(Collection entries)
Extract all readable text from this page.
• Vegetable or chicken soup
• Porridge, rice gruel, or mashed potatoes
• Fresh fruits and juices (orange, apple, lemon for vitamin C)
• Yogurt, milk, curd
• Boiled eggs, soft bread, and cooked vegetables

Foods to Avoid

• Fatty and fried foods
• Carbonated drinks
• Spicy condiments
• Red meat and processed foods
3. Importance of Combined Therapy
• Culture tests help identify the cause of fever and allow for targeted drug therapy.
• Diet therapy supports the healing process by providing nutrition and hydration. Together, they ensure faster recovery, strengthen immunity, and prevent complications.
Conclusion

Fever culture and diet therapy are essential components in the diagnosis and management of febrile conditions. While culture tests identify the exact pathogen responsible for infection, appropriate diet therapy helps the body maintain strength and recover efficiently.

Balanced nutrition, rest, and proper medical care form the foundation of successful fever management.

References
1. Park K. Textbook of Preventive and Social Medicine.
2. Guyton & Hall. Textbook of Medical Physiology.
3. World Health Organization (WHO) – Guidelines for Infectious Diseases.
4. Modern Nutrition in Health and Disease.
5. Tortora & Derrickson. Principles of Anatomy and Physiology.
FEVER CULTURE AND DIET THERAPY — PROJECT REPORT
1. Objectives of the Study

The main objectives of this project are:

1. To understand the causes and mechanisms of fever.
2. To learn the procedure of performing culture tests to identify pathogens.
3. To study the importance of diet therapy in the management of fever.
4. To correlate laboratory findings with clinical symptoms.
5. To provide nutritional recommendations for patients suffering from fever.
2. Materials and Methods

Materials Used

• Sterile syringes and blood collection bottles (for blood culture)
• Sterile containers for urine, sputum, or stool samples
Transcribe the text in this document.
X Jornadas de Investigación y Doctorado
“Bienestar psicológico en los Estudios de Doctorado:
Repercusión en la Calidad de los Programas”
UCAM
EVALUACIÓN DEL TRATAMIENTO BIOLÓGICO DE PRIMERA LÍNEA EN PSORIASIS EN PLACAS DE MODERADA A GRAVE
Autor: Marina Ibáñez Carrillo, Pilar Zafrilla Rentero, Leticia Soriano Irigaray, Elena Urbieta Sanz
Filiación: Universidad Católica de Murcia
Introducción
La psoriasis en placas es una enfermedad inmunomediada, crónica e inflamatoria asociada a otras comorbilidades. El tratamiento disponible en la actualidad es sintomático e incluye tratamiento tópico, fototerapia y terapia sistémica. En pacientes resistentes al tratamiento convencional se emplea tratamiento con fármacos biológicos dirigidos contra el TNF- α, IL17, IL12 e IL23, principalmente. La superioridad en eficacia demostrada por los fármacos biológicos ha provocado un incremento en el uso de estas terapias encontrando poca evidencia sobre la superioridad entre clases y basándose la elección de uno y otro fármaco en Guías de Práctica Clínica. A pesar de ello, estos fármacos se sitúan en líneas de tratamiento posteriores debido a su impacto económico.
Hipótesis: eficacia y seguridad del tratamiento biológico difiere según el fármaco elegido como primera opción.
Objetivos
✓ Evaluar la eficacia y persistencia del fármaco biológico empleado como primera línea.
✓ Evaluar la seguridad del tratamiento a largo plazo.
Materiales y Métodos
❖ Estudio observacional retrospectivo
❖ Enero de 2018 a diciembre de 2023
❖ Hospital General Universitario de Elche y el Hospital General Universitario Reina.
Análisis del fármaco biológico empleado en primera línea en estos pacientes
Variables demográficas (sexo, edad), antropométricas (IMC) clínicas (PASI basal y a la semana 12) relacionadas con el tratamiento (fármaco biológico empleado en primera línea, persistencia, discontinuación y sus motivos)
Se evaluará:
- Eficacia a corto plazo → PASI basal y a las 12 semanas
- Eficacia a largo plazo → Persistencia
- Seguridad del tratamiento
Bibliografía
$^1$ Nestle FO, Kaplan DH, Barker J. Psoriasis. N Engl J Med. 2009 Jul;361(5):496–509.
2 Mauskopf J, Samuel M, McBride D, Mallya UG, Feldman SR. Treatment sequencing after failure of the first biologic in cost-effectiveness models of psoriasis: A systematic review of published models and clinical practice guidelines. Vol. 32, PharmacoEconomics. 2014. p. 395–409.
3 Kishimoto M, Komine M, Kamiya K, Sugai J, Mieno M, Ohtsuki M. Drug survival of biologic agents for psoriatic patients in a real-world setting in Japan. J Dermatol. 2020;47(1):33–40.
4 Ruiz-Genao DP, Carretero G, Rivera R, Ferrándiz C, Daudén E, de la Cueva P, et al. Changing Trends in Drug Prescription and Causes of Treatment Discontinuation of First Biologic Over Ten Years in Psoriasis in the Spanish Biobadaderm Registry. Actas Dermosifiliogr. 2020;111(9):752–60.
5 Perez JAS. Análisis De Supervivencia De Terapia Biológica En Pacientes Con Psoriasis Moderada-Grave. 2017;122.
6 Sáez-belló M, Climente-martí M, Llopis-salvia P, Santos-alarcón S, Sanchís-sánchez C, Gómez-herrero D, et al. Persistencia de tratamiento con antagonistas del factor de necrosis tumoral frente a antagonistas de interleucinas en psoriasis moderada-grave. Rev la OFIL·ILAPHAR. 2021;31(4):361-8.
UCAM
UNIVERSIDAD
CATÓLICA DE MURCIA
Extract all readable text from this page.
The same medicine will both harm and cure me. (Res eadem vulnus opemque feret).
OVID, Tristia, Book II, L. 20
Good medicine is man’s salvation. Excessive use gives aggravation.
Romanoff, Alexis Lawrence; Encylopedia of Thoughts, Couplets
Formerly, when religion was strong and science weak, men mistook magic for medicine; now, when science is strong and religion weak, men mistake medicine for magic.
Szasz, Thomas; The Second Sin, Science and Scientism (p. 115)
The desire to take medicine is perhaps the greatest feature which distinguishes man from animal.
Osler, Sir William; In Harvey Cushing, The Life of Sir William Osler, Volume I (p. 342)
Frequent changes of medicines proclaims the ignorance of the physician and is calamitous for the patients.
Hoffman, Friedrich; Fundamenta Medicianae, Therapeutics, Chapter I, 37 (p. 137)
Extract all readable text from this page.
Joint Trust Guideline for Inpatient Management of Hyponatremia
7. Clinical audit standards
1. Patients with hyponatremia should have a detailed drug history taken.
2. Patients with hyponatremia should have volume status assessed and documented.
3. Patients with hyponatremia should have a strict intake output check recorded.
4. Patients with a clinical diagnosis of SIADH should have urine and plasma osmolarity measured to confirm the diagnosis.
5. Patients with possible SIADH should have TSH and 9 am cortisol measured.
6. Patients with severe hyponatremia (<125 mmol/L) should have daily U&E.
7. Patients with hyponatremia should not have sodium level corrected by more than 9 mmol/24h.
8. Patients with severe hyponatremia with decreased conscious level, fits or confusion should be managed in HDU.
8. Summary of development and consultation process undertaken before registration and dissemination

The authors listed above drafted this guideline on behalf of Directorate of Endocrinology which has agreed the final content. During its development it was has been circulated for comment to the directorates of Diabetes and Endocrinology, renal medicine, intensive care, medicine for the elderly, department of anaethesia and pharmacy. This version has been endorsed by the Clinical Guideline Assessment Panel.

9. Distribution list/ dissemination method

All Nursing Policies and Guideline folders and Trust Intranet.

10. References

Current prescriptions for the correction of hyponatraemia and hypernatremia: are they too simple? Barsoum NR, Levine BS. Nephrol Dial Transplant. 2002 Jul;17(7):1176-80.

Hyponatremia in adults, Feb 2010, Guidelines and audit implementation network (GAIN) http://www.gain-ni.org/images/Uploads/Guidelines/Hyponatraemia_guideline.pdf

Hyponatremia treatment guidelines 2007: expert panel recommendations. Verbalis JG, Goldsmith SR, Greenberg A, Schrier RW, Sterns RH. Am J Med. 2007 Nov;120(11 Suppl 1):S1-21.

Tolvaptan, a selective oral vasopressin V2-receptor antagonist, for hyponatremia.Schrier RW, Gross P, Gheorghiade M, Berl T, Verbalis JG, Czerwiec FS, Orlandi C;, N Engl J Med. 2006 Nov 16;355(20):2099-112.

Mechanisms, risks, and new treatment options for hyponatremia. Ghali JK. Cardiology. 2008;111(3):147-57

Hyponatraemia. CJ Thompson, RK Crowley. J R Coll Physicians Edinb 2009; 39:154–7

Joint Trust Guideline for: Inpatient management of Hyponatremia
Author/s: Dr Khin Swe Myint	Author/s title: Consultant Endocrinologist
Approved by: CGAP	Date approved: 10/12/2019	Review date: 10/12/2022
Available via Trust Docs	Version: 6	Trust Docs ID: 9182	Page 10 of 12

**What you have to do:** Filter the records for lines containing the word "basal" and copy each one.

**Solution:**
Variables demográficas (sexo, edad), antropométricas (IMC) clínicas (PASI basal y a la semana 12) relacionadas con el tratamiento (fármaco biológico empleado en primera línea, persistencia, discontinuación y sus motivos)
- Eficacia a corto plazo → PASI basal y a las 12 semanas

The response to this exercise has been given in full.